--- Dataset records ---
==*==

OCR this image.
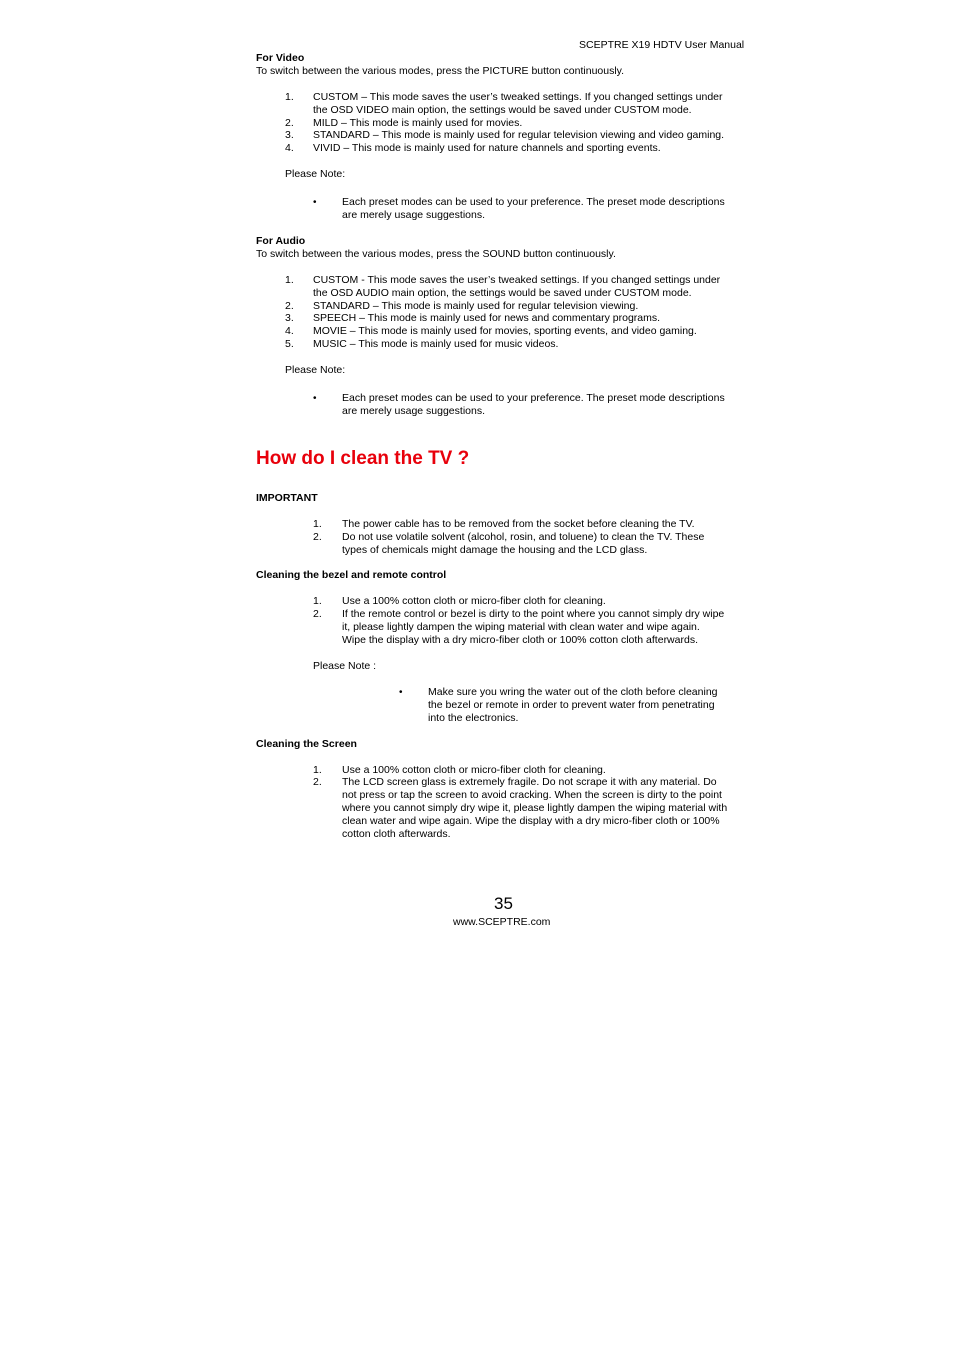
SCEPTRE X19 HDTV User Manual
For Video
To switch between the various modes, press the PICTURE button continuously.
1. CUSTOM – This mode saves the user’s tweaked settings. If you changed settings under
the OSD VIDEO main option, the settings would be saved under CUSTOM mode.
2. MILD – This mode is mainly used for movies.
3. STANDARD – This mode is mainly used for regular television viewing and video gaming.
4. VIVID – This mode is mainly used for nature channels and sporting events.
Please Note:
• Each preset modes can be used to your preference. The preset mode descriptions
are merely usage suggestions.
For Audio
To switch between the various modes, press the SOUND button continuously.
1. CUSTOM - This mode saves the user’s tweaked settings. If you changed settings under
the OSD AUDIO main option, the settings would be saved under CUSTOM mode.
2. STANDARD – This mode is mainly used for regular television viewing.
3. SPEECH – This mode is mainly used for news and commentary programs.
4. MOVIE – This mode is mainly used for movies, sporting events, and video gaming.
5. MUSIC – This mode is mainly used for music videos.
Please Note:
• Each preset modes can be used to your preference. The preset mode descriptions
are merely usage suggestions.
How do I clean the TV ?
IMPORTANT
1. The power cable has to be removed from the socket before cleaning the TV.
2. Do not use volatile solvent (alcohol, rosin, and toluene) to clean the TV. These
types of chemicals might damage the housing and the LCD glass.
Cleaning the bezel and remote control
1. Use a 100% cotton cloth or micro-fiber cloth for cleaning.
2. If the remote control or bezel is dirty to the point where you cannot simply dry wipe
it, please lightly dampen the wiping material with clean water and wipe again.
Wipe the display with a dry micro-fiber cloth or 100% cotton cloth afterwards.
Please Note :
• Make sure you wring the water out of the cloth before cleaning
the bezel or remote in order to prevent water from penetrating
into the electronics.
Cleaning the Screen
1. Use a 100% cotton cloth or micro-fiber cloth for cleaning.
2. The LCD screen glass is extremely fragile. Do not scrape it with any material. Do
not press or tap the screen to avoid cracking. When the screen is dirty to the point
where you cannot simply dry wipe it, please lightly dampen the wiping material with
clean water and wipe again. Wipe the display with a dry micro-fiber cloth or 100%
cotton cloth afterwards.
35
www.SCEPTRE.com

==*==

--- Goal ---
Filter the records above and return every line that holds the word "between".

--- Answer in full ---
To switch between the various modes, press the PICTURE button continuously.
To switch between the various modes, press the SOUND button continuously.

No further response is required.